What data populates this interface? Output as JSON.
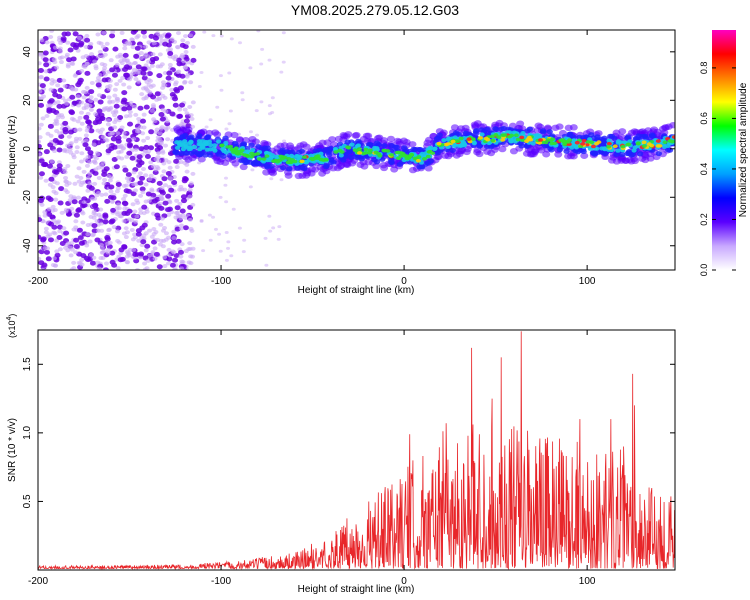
{
  "title": "YM08.2025.279.05.12.G03",
  "colors": {
    "snr_line": "#e8262a",
    "ridge_core": "#18c8e8",
    "scatter_dark": "#6a00e0",
    "scatter_light": "#c9a8f5"
  },
  "chart_data": [
    {
      "id": "spectrogram",
      "type": "heatmap",
      "xlabel": "Height of straight line (km)",
      "ylabel": "Frequency (Hz)",
      "xlim": [
        -200,
        148
      ],
      "ylim": [
        -50,
        49
      ],
      "xticks": [
        -200,
        -100,
        0,
        100
      ],
      "yticks": [
        -40,
        -20,
        0,
        20,
        40
      ],
      "xtick_labels": [
        "-200",
        "-100",
        "0",
        "100"
      ],
      "ytick_labels": [
        "-40",
        "-20",
        "0",
        "20",
        "40"
      ],
      "noise_region_km": [
        -200,
        -115
      ],
      "ridge_start_km": -125,
      "ridge_freq_hz": [
        {
          "x": -125,
          "y": 2
        },
        {
          "x": -100,
          "y": 1
        },
        {
          "x": -80,
          "y": -3
        },
        {
          "x": -60,
          "y": -5
        },
        {
          "x": -45,
          "y": -4
        },
        {
          "x": -30,
          "y": 0
        },
        {
          "x": -10,
          "y": -2
        },
        {
          "x": 10,
          "y": -4
        },
        {
          "x": 20,
          "y": 2
        },
        {
          "x": 40,
          "y": 4
        },
        {
          "x": 60,
          "y": 5
        },
        {
          "x": 80,
          "y": 3
        },
        {
          "x": 100,
          "y": 2
        },
        {
          "x": 120,
          "y": 1
        },
        {
          "x": 140,
          "y": 2
        },
        {
          "x": 148,
          "y": 4
        }
      ],
      "colorbar": {
        "label": "Normalized spectral amplitude",
        "range": [
          0.0,
          0.95
        ],
        "ticks": [
          0.0,
          0.2,
          0.4,
          0.6,
          0.8
        ],
        "tick_labels": [
          "0.0",
          "0.2",
          "0.4",
          "0.6",
          "0.8"
        ],
        "colors": [
          "#ffffff",
          "#c8a8ff",
          "#5a00ff",
          "#0000ff",
          "#00a0ff",
          "#00ffff",
          "#00ff00",
          "#ffff00",
          "#ff8000",
          "#ff0000",
          "#ff00c0"
        ]
      }
    },
    {
      "id": "snr",
      "type": "line",
      "xlabel": "Height of straight line (km)",
      "ylabel": "SNR (10 * v/v)",
      "ymultiplier": "(x10",
      "ymultiplier_exp": "4",
      "xlim": [
        -200,
        148
      ],
      "ylim": [
        0,
        1.75
      ],
      "xticks": [
        -200,
        -100,
        0,
        100
      ],
      "yticks": [
        0.5,
        1.0,
        1.5
      ],
      "xtick_labels": [
        "-200",
        "-100",
        "0",
        "100"
      ],
      "ytick_labels": [
        "0.5",
        "1.0",
        "1.5"
      ],
      "envelope": [
        {
          "x": -200,
          "y": 0.02
        },
        {
          "x": -120,
          "y": 0.03
        },
        {
          "x": -90,
          "y": 0.06
        },
        {
          "x": -60,
          "y": 0.12
        },
        {
          "x": -40,
          "y": 0.25
        },
        {
          "x": -25,
          "y": 0.45
        },
        {
          "x": -10,
          "y": 0.6
        },
        {
          "x": 5,
          "y": 0.8
        },
        {
          "x": 20,
          "y": 1.0
        },
        {
          "x": 40,
          "y": 1.1
        },
        {
          "x": 60,
          "y": 1.05
        },
        {
          "x": 80,
          "y": 1.0
        },
        {
          "x": 100,
          "y": 0.9
        },
        {
          "x": 120,
          "y": 0.9
        },
        {
          "x": 135,
          "y": 0.6
        },
        {
          "x": 148,
          "y": 0.6
        }
      ],
      "peaks": [
        {
          "x": 37,
          "y": 1.62
        },
        {
          "x": 53,
          "y": 1.55
        },
        {
          "x": 64,
          "y": 1.74
        },
        {
          "x": 125,
          "y": 1.43
        },
        {
          "x": 3,
          "y": 0.99
        },
        {
          "x": 23,
          "y": 1.07
        },
        {
          "x": 48,
          "y": 1.25
        },
        {
          "x": 96,
          "y": 1.1
        },
        {
          "x": 113,
          "y": 1.1
        },
        {
          "x": 126,
          "y": 1.2
        }
      ]
    }
  ]
}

WHAT YOU HAVE TO DO: Copy out the data above exactly, except the pictures.

ANSWER BELOW:
What data populates this interface? Output as JSON.
{
  "title": "YM08.2025.279.05.12.G03",
  "colors": {
    "snr_line": "#e8262a",
    "ridge_core": "#18c8e8",
    "scatter_dark": "#6a00e0",
    "scatter_light": "#c9a8f5"
  },
  "chart_data": [
    {
      "id": "spectrogram",
      "type": "heatmap",
      "xlabel": "Height of straight line (km)",
      "ylabel": "Frequency (Hz)",
      "xlim": [
        -200,
        148
      ],
      "ylim": [
        -50,
        49
      ],
      "xticks": [
        -200,
        -100,
        0,
        100
      ],
      "yticks": [
        -40,
        -20,
        0,
        20,
        40
      ],
      "xtick_labels": [
        "-200",
        "-100",
        "0",
        "100"
      ],
      "ytick_labels": [
        "-40",
        "-20",
        "0",
        "20",
        "40"
      ],
      "noise_region_km": [
        -200,
        -115
      ],
      "ridge_start_km": -125,
      "ridge_freq_hz": [
        {
          "x": -125,
          "y": 2
        },
        {
          "x": -100,
          "y": 1
        },
        {
          "x": -80,
          "y": -3
        },
        {
          "x": -60,
          "y": -5
        },
        {
          "x": -45,
          "y": -4
        },
        {
          "x": -30,
          "y": 0
        },
        {
          "x": -10,
          "y": -2
        },
        {
          "x": 10,
          "y": -4
        },
        {
          "x": 20,
          "y": 2
        },
        {
          "x": 40,
          "y": 4
        },
        {
          "x": 60,
          "y": 5
        },
        {
          "x": 80,
          "y": 3
        },
        {
          "x": 100,
          "y": 2
        },
        {
          "x": 120,
          "y": 1
        },
        {
          "x": 140,
          "y": 2
        },
        {
          "x": 148,
          "y": 4
        }
      ],
      "colorbar": {
        "label": "Normalized spectral amplitude",
        "range": [
          0.0,
          0.95
        ],
        "ticks": [
          0.0,
          0.2,
          0.4,
          0.6,
          0.8
        ],
        "tick_labels": [
          "0.0",
          "0.2",
          "0.4",
          "0.6",
          "0.8"
        ],
        "colors": [
          "#ffffff",
          "#c8a8ff",
          "#5a00ff",
          "#0000ff",
          "#00a0ff",
          "#00ffff",
          "#00ff00",
          "#ffff00",
          "#ff8000",
          "#ff0000",
          "#ff00c0"
        ]
      }
    },
    {
      "id": "snr",
      "type": "line",
      "xlabel": "Height of straight line (km)",
      "ylabel": "SNR (10 * v/v)",
      "ymultiplier": "(x10",
      "ymultiplier_exp": "4",
      "xlim": [
        -200,
        148
      ],
      "ylim": [
        0,
        1.75
      ],
      "xticks": [
        -200,
        -100,
        0,
        100
      ],
      "yticks": [
        0.5,
        1.0,
        1.5
      ],
      "xtick_labels": [
        "-200",
        "-100",
        "0",
        "100"
      ],
      "ytick_labels": [
        "0.5",
        "1.0",
        "1.5"
      ],
      "envelope": [
        {
          "x": -200,
          "y": 0.02
        },
        {
          "x": -120,
          "y": 0.03
        },
        {
          "x": -90,
          "y": 0.06
        },
        {
          "x": -60,
          "y": 0.12
        },
        {
          "x": -40,
          "y": 0.25
        },
        {
          "x": -25,
          "y": 0.45
        },
        {
          "x": -10,
          "y": 0.6
        },
        {
          "x": 5,
          "y": 0.8
        },
        {
          "x": 20,
          "y": 1.0
        },
        {
          "x": 40,
          "y": 1.1
        },
        {
          "x": 60,
          "y": 1.05
        },
        {
          "x": 80,
          "y": 1.0
        },
        {
          "x": 100,
          "y": 0.9
        },
        {
          "x": 120,
          "y": 0.9
        },
        {
          "x": 135,
          "y": 0.6
        },
        {
          "x": 148,
          "y": 0.6
        }
      ],
      "peaks": [
        {
          "x": 37,
          "y": 1.62
        },
        {
          "x": 53,
          "y": 1.55
        },
        {
          "x": 64,
          "y": 1.74
        },
        {
          "x": 125,
          "y": 1.43
        },
        {
          "x": 3,
          "y": 0.99
        },
        {
          "x": 23,
          "y": 1.07
        },
        {
          "x": 48,
          "y": 1.25
        },
        {
          "x": 96,
          "y": 1.1
        },
        {
          "x": 113,
          "y": 1.1
        },
        {
          "x": 126,
          "y": 1.2
        }
      ]
    }
  ]
}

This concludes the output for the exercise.